Devolva, sem alterar nada, o trecho do texto sobre a eutanásia que começa nas palavras "No seu fim de" e termina logo a seguir a "nem à vida.".

→ EXCERTO SELECIONADO

* * * * * * * * *

A vida, a morte e a dúvida


Sei que a distanásia ou obstinação terapêutica – que é como quem diz arrastar o doente num quadro clínico aflitivo – já é condenada pelos corpos médicos e hoje menos praticada.


No seu fim de vida, aquele não era o meu pai. A única coisa que lhe restava era uma enorme esperança. Osso e esperança. Vida, muito pouca, quase nenhuma. E a esperança, mesmo que transbordando, não se substitui à carne nem à vida.

Nos últimos dois anos nunca falámos sobre eutanásia. Não por ser tabu, mas por sabermos que o tempo era um bem demasiado querido para ser gasto em diferendos. Sabíamos que estávamos em campos opostos: eu a favor do princípio, mas com muitas dúvidas; ele, contra e com muitas certezas. O seu estado foi para mim um enorme teste. E ele sabia-o.

A recente morte do meu pai vestiu-se de uma enorme tranquilidade. Foi devagar, sem grande estrondo no chão. Graças a muitos e bons profissionais e aos avanços terapêuticos, foi possível amparar-lhe toda a queda. Este é, aliás, um aspeto fundamental a que o sistema e a sociedade devem atender em primeiro lugar e reforçar ao máximo. Mas mesmo sem dor, aquele já não era ele, já não era o meu pai. Nem nos últimos dias ou semanas aquela vida era digna desse nome. A vida não é dura apenas quando dói. E definhar tão lentamente, mesmo sem sofrimento, não pode ser tolerável.

Pelo meio – e acreditem que dois anos dão para ponderarmos este mundo e o outro – perguntei-me várias vezes se este seria um sentimento egoísta. E logo para com um pai. Como pude, enquanto filho, pensar na antecipação da sua morte? Hoje diria que o fiz naturalmente e que muitos o fazem com igual naturalidade. Desconfio até que ele próprio – mesmo sendo contra – pensou no tema e repetidas vezes na validade da sua vida, o que só por si já é atroz.

Sei que a distanásia ou obstinação terapêutica – que é como quem diz arrastar o doente num quadro clínico aflitivo – já é condenada pelos corpos médicos e hoje menos praticada. Sei que, felizmente, dispomos dos meios para fazer evaporar a dor mesmo nas muito distintas realidades que encontramos. Ainda assim, a enorme perda de faculdades que nos classificam como indivíduo irrepetível e livre e a perda objetiva e irreversível de mínimos de qualidade de vida devia levar-nos a dar espaço a quem melhor saberá julgar sobre si, pois o doente (o próprio) é provavelmente o melhor para decidir o seu destino. E se, em plena consciência, o próprio quiser antecipar a sua morte, quem somos nós, quem sou eu, quem é o Estado para o contrariar e lhe prorrogar a vida?

É óbvio que não é um tema simples e está impregnado de dúvidas. Não acredito sequer que o legislador queira ser Deus ou sequer o Diabo. A sua aplicação será sempre objeto de crítica e questionamento profundo. Mas ainda bem. Este é, primeiro, um tema de princípios, mais que de projetos-lei ou formatos legislativos. Não é um tema dos partidos nem de maniqueísmos. É um tema dos próprios, dos que decidem sobre si, sobre as suas dúvidas, sobre a sua morte. Por mim, deixava-os ter esse espaço, essa liberdade para decidirem. Mesmo que fosse o meu pai e eu fosse o seu filho.

* * * * * * * * *

→ CONJUNTO DE DADOS
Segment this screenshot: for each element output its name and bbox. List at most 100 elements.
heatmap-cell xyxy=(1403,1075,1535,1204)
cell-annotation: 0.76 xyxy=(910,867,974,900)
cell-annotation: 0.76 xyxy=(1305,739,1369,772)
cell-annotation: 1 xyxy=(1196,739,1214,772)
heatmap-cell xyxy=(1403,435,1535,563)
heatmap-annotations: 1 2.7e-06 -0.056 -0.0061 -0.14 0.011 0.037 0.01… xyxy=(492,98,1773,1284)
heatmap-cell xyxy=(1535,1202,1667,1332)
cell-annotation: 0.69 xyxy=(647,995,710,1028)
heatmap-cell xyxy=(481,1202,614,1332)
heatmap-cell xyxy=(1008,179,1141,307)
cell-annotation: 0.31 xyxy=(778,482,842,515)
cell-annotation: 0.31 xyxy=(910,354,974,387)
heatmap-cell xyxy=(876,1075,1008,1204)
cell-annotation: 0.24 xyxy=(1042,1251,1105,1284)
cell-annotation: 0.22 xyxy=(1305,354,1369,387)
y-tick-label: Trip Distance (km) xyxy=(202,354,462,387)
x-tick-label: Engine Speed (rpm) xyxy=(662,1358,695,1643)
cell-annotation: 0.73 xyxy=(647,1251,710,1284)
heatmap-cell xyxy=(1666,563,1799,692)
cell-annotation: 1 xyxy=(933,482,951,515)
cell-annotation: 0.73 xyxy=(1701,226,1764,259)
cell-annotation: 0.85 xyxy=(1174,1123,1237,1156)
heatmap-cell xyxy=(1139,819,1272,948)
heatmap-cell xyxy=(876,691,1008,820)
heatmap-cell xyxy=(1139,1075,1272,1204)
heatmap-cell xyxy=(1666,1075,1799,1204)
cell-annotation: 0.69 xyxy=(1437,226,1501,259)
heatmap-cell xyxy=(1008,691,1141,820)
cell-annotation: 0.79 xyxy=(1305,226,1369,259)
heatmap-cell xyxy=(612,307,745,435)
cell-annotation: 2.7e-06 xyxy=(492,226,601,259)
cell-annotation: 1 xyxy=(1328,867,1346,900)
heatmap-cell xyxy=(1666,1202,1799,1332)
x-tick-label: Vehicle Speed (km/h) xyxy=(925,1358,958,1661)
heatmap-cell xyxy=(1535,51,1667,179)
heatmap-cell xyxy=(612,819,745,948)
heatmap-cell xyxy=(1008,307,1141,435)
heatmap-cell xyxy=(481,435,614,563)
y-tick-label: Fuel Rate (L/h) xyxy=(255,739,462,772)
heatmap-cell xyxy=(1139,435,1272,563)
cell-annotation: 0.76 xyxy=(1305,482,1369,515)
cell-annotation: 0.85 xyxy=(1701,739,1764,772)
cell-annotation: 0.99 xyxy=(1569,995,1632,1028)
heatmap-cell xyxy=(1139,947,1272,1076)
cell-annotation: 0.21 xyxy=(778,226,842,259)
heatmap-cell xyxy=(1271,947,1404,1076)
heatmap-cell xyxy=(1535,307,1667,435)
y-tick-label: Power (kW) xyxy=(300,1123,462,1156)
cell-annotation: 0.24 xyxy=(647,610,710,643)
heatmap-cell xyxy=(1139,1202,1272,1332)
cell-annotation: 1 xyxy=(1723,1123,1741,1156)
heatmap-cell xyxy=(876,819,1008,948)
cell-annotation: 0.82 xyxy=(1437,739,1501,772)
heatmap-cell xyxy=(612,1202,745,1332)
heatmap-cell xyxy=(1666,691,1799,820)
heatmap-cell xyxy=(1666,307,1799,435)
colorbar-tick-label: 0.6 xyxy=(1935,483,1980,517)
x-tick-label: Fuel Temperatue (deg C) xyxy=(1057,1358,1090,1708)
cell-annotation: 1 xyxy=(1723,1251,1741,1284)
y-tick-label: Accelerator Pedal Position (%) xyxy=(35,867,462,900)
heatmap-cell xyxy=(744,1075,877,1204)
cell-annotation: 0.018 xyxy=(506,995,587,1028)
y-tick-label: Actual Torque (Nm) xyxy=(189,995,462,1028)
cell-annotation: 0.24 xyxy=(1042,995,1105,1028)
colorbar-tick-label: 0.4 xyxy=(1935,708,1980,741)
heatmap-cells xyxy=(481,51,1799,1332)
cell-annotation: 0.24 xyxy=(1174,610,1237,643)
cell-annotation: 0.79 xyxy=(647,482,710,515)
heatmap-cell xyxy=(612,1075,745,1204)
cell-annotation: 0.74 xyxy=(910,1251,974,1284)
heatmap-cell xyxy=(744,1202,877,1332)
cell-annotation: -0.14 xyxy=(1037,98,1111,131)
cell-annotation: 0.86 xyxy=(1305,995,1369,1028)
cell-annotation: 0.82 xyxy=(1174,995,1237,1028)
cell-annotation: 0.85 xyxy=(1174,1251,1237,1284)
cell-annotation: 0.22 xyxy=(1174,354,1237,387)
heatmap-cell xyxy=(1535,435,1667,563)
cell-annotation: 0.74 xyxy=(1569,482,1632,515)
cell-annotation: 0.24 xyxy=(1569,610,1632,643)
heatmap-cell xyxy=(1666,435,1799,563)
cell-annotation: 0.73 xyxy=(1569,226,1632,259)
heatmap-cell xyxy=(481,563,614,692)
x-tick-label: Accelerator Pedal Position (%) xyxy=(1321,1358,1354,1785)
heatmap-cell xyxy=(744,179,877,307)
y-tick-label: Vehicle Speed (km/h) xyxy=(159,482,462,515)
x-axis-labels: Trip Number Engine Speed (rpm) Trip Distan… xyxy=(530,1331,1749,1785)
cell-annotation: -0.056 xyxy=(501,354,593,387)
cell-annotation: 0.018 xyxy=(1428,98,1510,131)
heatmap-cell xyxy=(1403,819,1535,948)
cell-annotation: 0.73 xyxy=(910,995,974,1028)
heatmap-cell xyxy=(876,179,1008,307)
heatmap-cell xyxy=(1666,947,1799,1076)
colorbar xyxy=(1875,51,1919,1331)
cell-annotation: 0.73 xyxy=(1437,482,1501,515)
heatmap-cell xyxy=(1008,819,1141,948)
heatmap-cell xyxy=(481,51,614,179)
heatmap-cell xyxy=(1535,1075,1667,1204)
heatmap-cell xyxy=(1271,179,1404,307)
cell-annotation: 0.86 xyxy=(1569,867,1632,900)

* * * * * * * * *

→ RESPOSTA
No seu fim de vida, aquele não era o meu pai. A única coisa que lhe restava era uma enorme esperança. Osso e esperança. Vida, muito pouca, quase nenhuma. E a esperança, mesmo que transbordando, não se substitui à carne nem à vida.